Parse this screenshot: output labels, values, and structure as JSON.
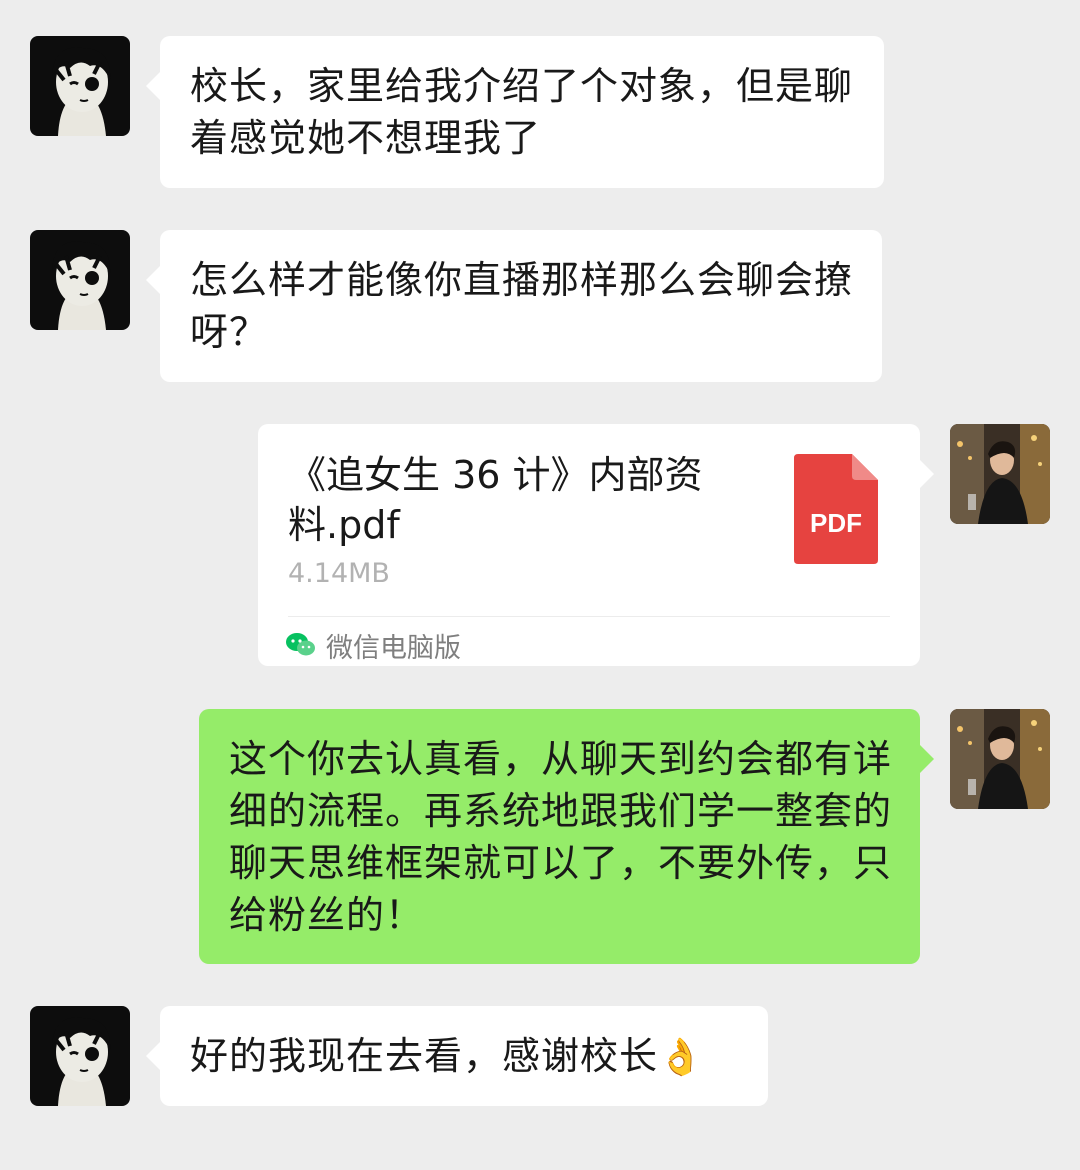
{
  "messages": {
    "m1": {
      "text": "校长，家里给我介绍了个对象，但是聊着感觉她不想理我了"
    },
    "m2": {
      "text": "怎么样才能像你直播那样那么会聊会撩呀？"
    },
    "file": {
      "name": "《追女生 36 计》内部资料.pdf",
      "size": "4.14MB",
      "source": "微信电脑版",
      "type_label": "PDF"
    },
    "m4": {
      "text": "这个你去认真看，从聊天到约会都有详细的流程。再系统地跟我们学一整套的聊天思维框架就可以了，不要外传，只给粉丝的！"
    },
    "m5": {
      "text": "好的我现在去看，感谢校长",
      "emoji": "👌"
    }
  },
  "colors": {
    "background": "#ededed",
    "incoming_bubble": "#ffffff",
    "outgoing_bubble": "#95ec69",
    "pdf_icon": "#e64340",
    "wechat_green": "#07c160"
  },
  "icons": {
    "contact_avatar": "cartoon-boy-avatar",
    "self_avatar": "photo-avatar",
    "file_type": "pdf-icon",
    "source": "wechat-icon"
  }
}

# # #

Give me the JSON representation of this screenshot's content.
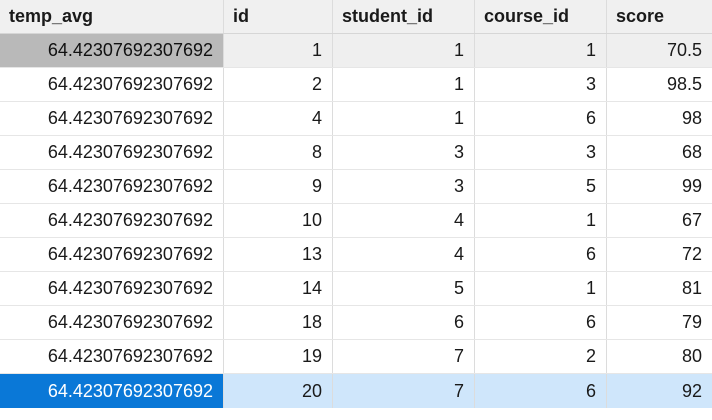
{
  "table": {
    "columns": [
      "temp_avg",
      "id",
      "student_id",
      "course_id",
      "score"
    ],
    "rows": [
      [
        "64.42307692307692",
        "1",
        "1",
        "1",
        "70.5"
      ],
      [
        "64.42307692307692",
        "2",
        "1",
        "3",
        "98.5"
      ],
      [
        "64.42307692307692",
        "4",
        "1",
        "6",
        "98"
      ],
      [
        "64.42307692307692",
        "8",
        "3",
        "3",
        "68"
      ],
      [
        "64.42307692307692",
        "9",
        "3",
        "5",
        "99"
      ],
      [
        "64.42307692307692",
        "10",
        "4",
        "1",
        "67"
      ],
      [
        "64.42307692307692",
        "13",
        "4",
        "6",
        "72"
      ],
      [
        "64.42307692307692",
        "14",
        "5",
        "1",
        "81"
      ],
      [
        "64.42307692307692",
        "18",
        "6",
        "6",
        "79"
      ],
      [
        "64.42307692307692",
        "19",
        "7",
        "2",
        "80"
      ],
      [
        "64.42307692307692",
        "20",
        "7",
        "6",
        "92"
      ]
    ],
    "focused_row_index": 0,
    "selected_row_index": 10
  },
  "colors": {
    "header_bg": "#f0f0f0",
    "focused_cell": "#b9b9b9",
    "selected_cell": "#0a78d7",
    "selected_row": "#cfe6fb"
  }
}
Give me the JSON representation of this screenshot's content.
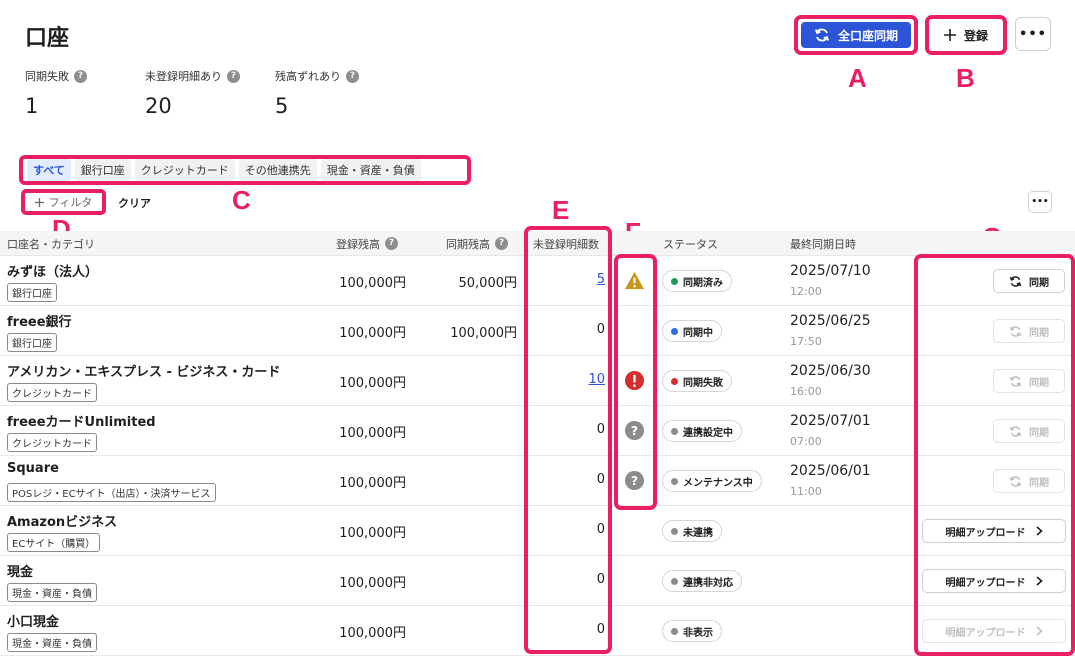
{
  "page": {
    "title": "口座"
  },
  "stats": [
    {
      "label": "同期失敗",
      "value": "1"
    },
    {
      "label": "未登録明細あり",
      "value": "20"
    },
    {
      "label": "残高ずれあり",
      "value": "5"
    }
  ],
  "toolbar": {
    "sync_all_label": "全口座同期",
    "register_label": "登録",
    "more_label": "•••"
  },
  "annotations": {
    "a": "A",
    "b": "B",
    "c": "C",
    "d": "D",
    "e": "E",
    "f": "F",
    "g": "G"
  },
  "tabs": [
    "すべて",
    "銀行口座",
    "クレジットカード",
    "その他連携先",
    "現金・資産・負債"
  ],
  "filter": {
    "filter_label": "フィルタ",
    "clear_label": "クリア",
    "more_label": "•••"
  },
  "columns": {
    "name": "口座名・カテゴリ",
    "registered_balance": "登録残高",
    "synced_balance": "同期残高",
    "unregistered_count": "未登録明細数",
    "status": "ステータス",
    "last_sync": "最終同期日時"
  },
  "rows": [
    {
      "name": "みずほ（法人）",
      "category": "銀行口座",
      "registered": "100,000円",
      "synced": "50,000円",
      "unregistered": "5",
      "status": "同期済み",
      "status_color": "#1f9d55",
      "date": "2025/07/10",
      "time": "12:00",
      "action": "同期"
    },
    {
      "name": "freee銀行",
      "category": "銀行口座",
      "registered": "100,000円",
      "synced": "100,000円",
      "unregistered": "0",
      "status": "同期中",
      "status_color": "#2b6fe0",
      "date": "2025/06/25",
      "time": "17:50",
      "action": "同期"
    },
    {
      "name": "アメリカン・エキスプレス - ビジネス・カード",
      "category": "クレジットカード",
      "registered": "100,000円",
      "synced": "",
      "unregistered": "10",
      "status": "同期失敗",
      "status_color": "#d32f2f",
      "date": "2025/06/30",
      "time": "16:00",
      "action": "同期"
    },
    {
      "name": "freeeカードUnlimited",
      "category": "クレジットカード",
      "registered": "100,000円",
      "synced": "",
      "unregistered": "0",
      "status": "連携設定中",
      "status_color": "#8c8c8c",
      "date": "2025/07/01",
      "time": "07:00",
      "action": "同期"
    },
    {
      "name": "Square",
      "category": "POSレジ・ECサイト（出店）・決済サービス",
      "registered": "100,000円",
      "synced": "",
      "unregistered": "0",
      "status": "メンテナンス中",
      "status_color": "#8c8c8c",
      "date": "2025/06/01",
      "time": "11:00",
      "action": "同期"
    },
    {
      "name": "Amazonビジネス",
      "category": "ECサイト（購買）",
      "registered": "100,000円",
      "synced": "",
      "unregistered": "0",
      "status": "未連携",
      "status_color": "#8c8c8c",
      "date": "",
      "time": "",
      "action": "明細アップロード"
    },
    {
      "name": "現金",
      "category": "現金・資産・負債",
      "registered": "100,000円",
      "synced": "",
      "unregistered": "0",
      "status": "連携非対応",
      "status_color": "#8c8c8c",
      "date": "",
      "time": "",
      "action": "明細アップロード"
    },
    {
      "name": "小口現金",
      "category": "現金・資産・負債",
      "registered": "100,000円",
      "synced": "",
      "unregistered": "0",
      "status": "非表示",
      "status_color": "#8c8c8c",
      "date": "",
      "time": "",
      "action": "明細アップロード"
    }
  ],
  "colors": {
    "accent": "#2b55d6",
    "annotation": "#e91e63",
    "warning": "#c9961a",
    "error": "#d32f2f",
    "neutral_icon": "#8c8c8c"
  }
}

# # #

Copy each line of the preceding data that contains the string "name".

      "name": "《追女生 36 计》内部资料.pdf",
    "name": "口座名・カテゴリ",
      "name": "みずほ（法人）",
      "name": "freee銀行",
      "name": "アメリカン・エキスプレス - ビジネス・カード",
      "name": "freeeカードUnlimited",
      "name": "Square",
      "name": "Amazonビジネス",
      "name": "現金",
      "name": "小口現金",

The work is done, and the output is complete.